_SET EXERCISE_: Read the listing and extract each line that includes the word "text".

_DATA_:
++++++++++
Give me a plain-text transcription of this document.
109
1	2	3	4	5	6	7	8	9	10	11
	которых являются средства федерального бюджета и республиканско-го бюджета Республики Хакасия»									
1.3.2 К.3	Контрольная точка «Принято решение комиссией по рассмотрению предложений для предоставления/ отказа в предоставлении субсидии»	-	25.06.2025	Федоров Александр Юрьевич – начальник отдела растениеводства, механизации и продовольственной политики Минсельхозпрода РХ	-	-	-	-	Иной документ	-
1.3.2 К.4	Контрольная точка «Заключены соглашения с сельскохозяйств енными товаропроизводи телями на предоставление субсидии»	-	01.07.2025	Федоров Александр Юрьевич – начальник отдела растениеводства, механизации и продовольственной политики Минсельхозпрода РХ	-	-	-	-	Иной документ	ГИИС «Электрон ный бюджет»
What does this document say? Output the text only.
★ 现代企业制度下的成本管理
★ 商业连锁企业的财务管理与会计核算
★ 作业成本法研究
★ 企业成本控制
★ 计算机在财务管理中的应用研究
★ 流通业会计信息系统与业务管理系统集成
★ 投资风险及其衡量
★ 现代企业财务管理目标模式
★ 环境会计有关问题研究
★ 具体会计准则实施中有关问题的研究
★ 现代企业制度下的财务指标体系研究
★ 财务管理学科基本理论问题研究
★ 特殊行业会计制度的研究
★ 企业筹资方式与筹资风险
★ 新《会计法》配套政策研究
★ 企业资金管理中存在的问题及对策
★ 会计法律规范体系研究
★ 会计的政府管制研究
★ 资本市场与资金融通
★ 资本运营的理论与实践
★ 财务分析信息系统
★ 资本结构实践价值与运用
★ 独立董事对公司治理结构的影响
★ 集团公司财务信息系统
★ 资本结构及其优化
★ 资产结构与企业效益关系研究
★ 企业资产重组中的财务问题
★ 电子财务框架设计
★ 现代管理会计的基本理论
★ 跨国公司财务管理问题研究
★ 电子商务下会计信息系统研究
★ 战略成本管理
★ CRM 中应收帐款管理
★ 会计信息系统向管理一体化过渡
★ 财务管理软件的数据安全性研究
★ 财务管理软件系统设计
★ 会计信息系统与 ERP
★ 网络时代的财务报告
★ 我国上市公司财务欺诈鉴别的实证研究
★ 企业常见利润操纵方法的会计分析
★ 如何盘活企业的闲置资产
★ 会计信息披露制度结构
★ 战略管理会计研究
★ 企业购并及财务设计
++++++++++
_ANSWER IN FULL_:
Give me a plain-text transcription of this document.
What does this document say? Output the text only.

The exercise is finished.